- Records for the task:
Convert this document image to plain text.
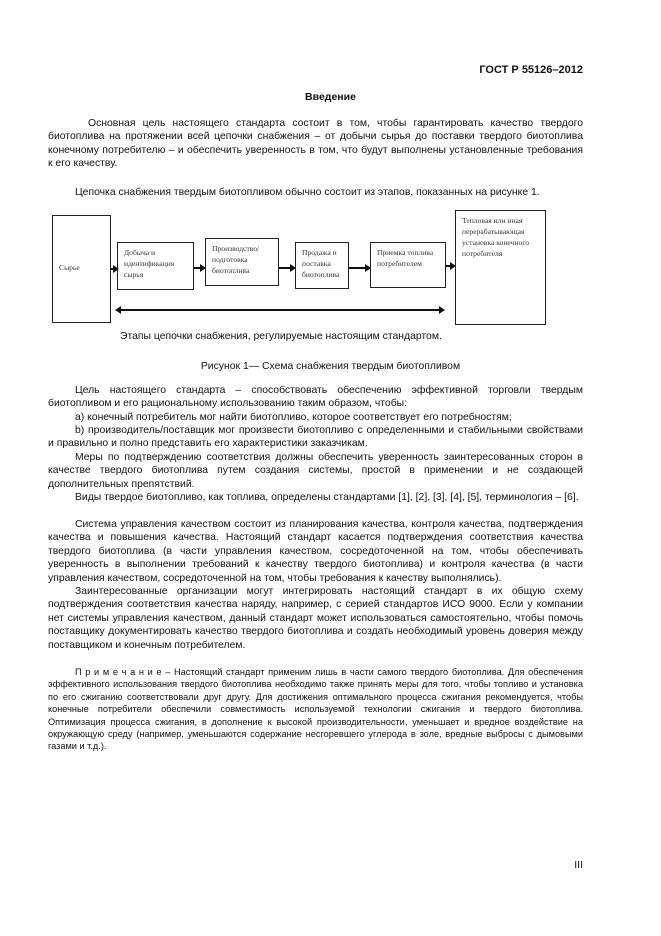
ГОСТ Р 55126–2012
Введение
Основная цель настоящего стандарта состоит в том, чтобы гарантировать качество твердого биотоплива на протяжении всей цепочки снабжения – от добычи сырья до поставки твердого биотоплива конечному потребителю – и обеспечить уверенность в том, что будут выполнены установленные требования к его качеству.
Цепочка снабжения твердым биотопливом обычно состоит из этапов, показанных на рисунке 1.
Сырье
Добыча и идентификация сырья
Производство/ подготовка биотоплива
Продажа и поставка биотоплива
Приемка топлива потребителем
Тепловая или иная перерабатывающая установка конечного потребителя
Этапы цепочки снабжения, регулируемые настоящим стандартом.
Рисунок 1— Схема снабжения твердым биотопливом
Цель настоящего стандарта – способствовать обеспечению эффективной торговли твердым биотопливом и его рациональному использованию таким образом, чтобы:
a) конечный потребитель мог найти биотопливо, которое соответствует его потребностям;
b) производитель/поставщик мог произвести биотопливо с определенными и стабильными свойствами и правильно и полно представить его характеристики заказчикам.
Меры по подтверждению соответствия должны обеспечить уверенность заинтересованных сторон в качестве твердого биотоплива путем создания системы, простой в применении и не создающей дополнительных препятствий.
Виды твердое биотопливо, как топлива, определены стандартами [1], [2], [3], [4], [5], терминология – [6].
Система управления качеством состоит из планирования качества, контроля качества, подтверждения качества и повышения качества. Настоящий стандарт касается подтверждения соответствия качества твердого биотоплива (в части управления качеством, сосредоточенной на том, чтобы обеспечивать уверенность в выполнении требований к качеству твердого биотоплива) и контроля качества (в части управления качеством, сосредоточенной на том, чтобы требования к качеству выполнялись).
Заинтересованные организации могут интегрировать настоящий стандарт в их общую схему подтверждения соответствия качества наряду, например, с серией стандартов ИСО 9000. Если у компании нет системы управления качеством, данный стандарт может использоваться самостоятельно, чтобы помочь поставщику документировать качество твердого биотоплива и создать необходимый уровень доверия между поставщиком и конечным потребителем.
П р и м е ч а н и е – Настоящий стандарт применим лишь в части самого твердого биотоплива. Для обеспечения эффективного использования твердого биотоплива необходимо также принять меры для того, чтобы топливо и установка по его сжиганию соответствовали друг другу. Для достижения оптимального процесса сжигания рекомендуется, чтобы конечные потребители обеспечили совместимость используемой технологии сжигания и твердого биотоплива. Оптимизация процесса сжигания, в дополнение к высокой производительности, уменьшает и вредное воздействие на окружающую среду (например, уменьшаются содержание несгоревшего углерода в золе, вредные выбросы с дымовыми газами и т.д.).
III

==

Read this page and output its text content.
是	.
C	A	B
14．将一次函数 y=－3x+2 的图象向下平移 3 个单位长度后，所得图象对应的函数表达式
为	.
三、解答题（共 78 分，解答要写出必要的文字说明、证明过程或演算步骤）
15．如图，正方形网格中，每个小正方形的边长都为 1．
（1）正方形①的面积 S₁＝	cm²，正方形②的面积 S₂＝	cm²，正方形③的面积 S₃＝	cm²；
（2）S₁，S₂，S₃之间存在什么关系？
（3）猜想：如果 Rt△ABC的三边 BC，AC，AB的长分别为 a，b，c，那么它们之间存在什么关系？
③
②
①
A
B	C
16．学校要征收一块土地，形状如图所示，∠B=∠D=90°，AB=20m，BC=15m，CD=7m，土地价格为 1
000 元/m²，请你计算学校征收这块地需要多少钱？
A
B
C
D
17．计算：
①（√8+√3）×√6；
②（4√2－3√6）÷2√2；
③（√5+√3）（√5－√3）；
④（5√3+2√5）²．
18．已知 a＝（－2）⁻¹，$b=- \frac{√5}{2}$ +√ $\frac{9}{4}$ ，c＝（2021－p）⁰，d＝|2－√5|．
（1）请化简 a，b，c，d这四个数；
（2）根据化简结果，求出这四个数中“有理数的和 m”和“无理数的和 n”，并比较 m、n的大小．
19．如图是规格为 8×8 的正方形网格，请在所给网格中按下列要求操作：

==

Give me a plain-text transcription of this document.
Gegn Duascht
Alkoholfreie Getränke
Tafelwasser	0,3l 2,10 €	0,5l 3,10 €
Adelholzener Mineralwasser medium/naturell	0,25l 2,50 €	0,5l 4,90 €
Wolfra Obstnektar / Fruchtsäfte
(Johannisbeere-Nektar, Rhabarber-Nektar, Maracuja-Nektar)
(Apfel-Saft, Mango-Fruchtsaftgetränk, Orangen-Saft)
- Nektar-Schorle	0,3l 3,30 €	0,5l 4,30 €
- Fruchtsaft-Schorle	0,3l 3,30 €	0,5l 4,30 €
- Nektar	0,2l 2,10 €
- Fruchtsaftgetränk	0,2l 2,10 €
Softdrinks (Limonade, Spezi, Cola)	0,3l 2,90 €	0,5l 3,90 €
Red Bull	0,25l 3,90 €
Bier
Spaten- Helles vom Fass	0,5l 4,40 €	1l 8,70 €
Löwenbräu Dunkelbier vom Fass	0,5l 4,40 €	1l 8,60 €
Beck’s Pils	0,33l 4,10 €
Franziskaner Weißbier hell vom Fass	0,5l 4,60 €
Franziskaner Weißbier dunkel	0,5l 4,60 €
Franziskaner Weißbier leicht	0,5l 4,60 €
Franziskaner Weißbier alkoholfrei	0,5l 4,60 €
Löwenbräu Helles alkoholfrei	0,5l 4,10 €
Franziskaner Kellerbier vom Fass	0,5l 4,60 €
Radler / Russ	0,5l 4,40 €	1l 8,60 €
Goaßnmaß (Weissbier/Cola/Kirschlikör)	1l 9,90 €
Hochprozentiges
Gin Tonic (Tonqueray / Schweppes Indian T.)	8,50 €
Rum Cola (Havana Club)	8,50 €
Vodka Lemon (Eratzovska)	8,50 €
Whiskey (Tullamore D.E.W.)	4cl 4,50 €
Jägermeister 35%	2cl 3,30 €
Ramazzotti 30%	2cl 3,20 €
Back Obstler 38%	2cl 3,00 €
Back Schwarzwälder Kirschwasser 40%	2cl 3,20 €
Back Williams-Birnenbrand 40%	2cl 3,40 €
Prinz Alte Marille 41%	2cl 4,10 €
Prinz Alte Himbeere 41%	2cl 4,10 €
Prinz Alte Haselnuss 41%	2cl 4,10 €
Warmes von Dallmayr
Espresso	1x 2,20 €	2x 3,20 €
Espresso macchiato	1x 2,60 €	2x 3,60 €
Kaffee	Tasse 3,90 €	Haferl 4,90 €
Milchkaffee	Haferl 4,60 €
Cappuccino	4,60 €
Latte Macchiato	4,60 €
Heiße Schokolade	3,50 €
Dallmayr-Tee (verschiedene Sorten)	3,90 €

- Exercise aim: State how many lines of the listing include the word "Franziskaner". Reply with the number alone.

- Result for this task: 5